• TASKS AND EXERCISES
a - In the news report on Intel and the Japan Fair Trade Commission, on what date was the JFTC recommendation issued?
b - Extend the news report on Intel and the Japan Fair Trade Commission with a few more paragraphs that pick up after its final sentence.

Intel Corp. said it is accepting a recommendation from the Japan Fair Trade Commission (JFTC) to stop unfair trade practices in the Japanese market.

SAN JOSE, Calif. — Intel Corp. late Thursday (March 31) said it has accepted a recommendation from the Japan Fair Trade Commission (JFTC) to stop alleged unfair trade practices in the Japanese market.

JFTC's recommendation directs Intel's Japanese subsidiary, Intel K.K., to stop sales practices that it alleges shut out competitors from the Japanese microprocessor market.

It is unclear whether the agency will assess a penalty or will fine Intel. The JFTC has been conducting an antitrust probe against Intel since last year over alleged unfair business practices in Japan.

Issued on March 8, the JFTC recommendation alleged that Intel has abused its monopoly power to exclude fair and open competition, thereby violating provisions of Japan's Antimonopoly Act. The findings reveal that Intel used illegal tactics to stop Advanced Micro Devices Inc.'s increasing market share by imposing limitations on Japanese PC manufacturers.

Although Intel said it accepts the recommendation, it also disagreed with the facts underlying the JFTC's allegations and the application of law in its recommendation. Intel said it continues to believe its business practices are both fair and lawful, but added that the cease-and-desist provisions of the recommendation will not prevent it from continuing to meet customer requirements.

• DATASET EXCERPT

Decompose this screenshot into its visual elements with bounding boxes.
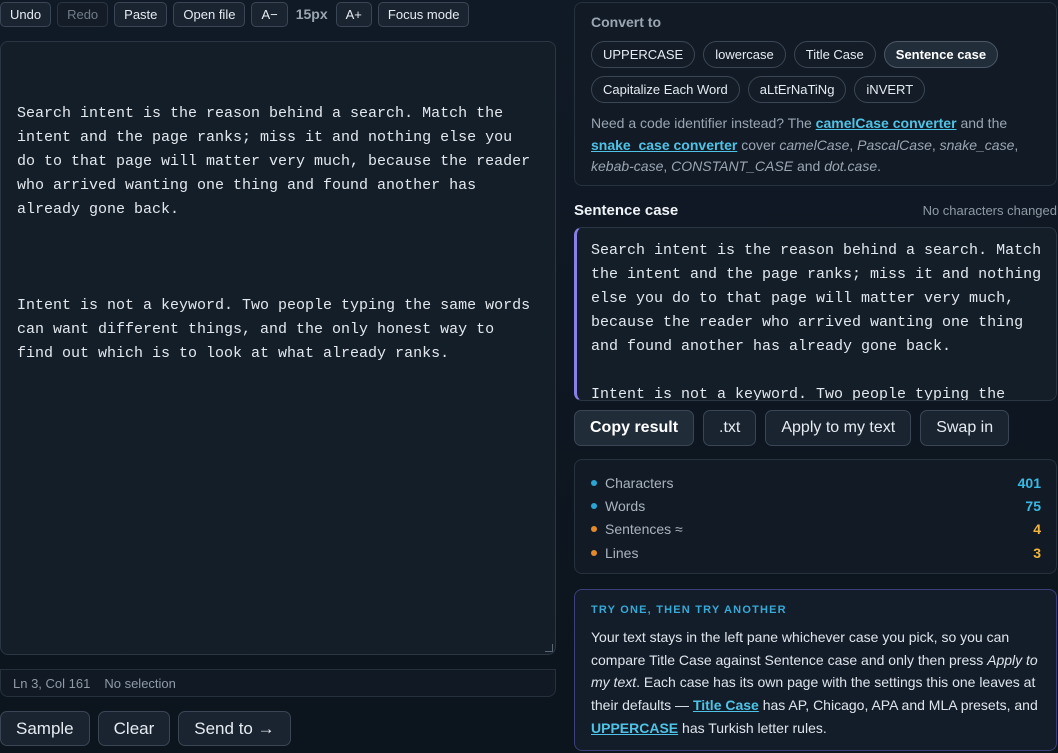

• RESULTS FOR EACH TASK
a - March 8

b -
"Intel respectfully disagrees with the allegations contained in the recommendation, but in order to continue to focus on the needs of customers and consumers, and continue to provide them with the best products and service, we have decided to accept the recommendation," Bruce Sewell, Intel's vice president and general counsel, said in a statement.

"We believe the recommendation's cease-and-desist provisions define a workable framework that enables us to continue to provide competitive pricing to our customers, and benefits consumers and the Japanese economy," he said. "We do not accept the recommendation's allegations in its fact findings and the application of law. We believe the allegations misinterpret important aspects of our business practices and fail to take into account the competitive environment within which Intel and its customers compete."

JFTC has been conducting an antitrust probe against Intel since last April. The agency searched several locations, including Intel Japan's headquarters. It also interviewed two competitors and five major Japanese PC manufacturers: Fujitsu, Hitachi, NEC, Sony and Toshiba.

Intel, AMD and Transmeta supply virtually all microprocessors sold to PC manufacturers in Japan, and non-Intel processors accounted for only 24 percent of the Japanese market in 2002. With Intel's rebates, the non-Intel share dropped to 11 percent in 2003, according to the agency's findings.

Intel has allegedly offered commissions to customers when they used only its processors or limited their use of non-Intel processors to less than 10 percent of their total orders. The JFTC alleges that Intel's sales tactics shut out competitors in the Japanese microprocessor market in violation of its antitrust laws.